* Given request
List all the lines in these records that hold "circle".

* Raw records
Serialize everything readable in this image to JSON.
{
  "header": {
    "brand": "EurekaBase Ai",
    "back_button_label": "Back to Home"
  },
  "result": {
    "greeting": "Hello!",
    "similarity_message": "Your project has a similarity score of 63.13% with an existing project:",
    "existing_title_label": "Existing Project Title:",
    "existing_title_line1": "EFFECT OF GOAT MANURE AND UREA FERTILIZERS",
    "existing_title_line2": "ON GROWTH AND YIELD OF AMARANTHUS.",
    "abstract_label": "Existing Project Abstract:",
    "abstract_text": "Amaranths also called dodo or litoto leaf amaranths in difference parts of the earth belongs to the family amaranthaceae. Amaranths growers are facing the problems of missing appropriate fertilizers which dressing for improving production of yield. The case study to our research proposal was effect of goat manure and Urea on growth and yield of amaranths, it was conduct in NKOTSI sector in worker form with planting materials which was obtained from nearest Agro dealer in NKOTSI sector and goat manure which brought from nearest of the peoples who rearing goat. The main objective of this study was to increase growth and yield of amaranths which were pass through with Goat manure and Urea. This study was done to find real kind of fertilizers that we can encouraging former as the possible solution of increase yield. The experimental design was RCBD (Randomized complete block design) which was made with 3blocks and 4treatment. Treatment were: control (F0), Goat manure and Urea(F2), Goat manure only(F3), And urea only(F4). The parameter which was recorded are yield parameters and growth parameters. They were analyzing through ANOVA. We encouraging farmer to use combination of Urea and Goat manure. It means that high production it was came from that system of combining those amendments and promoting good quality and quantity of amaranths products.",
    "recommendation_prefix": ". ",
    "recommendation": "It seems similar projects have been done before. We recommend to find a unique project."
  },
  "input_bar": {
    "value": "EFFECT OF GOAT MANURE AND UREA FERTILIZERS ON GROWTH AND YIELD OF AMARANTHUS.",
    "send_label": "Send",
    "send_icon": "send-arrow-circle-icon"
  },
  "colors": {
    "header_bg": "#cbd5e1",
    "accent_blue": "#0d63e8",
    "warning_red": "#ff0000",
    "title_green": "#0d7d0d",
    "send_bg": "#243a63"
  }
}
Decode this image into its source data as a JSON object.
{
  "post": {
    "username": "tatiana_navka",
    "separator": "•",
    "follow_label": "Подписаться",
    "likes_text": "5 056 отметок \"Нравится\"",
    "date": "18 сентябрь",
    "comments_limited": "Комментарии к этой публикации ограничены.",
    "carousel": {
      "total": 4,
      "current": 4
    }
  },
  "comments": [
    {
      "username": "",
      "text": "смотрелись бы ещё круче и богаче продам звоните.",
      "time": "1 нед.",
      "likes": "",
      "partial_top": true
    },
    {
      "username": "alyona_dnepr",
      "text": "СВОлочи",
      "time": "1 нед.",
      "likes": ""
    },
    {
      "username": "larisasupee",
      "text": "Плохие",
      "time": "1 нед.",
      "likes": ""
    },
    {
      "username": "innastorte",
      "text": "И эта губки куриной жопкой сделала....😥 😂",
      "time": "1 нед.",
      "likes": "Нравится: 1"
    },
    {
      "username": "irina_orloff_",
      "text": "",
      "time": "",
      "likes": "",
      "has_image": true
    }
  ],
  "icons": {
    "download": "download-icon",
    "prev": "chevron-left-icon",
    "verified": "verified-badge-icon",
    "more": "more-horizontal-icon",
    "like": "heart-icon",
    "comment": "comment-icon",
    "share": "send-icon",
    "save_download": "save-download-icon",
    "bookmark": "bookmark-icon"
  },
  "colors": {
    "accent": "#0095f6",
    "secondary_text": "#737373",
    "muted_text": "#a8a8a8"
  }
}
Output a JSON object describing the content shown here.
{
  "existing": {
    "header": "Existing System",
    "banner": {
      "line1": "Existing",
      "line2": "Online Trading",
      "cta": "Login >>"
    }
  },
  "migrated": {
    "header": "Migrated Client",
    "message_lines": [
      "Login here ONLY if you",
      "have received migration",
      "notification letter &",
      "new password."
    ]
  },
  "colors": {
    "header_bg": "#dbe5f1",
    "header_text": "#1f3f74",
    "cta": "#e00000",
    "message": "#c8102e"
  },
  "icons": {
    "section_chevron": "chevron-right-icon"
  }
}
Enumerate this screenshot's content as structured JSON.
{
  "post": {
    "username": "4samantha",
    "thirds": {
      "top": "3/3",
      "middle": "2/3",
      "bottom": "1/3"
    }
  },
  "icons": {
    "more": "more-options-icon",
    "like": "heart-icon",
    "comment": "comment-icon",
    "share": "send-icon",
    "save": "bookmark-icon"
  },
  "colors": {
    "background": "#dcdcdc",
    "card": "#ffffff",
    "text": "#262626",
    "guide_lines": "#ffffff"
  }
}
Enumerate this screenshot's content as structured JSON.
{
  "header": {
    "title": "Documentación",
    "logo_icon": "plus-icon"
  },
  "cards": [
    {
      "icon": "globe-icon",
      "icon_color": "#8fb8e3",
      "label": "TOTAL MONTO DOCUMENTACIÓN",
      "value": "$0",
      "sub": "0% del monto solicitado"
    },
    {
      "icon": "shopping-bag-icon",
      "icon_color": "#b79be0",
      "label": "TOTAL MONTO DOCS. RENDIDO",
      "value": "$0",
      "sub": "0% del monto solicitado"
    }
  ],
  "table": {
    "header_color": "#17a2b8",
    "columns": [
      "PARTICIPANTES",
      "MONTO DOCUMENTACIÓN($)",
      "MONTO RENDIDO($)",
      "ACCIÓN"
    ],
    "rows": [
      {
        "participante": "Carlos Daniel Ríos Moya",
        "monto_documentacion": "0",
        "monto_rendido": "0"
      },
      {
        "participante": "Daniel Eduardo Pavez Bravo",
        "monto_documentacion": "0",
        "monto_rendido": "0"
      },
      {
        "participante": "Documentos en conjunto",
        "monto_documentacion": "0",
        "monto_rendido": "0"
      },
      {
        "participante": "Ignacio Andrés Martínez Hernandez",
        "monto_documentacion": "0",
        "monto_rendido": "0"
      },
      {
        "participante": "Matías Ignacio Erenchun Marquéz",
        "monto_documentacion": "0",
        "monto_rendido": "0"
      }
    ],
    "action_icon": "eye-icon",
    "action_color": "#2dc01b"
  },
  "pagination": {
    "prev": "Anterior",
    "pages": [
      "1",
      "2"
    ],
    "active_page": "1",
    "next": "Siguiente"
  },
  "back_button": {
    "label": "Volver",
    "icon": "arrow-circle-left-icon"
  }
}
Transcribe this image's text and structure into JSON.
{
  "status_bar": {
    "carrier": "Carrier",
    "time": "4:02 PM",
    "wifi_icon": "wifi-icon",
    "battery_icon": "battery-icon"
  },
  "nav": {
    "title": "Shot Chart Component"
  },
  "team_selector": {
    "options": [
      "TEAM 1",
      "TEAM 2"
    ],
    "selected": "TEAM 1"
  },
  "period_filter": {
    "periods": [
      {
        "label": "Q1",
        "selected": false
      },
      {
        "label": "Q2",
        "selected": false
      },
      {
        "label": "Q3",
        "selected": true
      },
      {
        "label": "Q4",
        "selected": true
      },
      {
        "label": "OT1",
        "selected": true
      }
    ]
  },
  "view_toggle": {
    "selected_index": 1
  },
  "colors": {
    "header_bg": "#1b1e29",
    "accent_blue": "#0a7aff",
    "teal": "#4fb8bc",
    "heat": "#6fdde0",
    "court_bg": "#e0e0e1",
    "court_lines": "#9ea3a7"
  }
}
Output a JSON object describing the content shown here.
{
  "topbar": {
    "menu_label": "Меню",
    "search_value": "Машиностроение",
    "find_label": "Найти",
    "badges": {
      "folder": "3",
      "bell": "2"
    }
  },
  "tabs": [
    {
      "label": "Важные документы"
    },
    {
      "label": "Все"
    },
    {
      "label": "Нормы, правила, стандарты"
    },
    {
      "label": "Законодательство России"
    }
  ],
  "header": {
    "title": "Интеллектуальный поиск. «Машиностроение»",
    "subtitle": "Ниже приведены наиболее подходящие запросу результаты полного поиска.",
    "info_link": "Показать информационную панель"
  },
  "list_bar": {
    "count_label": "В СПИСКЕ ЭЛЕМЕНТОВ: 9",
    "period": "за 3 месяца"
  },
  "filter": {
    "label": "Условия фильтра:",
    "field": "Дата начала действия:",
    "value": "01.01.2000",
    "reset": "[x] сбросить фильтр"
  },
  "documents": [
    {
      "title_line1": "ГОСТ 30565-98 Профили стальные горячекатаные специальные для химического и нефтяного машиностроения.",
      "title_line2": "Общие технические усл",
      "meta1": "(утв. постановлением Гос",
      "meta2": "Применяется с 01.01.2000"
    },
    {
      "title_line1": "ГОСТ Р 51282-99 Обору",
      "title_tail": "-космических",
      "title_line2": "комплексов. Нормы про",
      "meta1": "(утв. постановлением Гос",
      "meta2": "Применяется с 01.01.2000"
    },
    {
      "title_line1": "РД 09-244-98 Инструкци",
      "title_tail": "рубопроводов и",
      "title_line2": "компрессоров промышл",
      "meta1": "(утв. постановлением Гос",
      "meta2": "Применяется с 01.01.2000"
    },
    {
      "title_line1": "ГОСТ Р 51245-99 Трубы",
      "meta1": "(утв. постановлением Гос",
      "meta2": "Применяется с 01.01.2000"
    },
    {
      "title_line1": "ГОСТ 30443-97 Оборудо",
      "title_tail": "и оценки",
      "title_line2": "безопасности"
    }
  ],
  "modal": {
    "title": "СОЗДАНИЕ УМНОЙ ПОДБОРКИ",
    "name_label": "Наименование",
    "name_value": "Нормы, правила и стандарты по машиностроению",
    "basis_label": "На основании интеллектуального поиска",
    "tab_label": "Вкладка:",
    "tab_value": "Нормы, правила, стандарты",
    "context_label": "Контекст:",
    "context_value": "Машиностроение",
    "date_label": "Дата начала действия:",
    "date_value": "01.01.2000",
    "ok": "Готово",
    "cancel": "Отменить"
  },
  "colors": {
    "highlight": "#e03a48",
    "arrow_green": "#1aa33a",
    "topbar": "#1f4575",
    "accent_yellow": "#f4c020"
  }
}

* Response below
    "send_icon": "send-arrow-circle-icon"
    "icon": "arrow-circle-left-icon"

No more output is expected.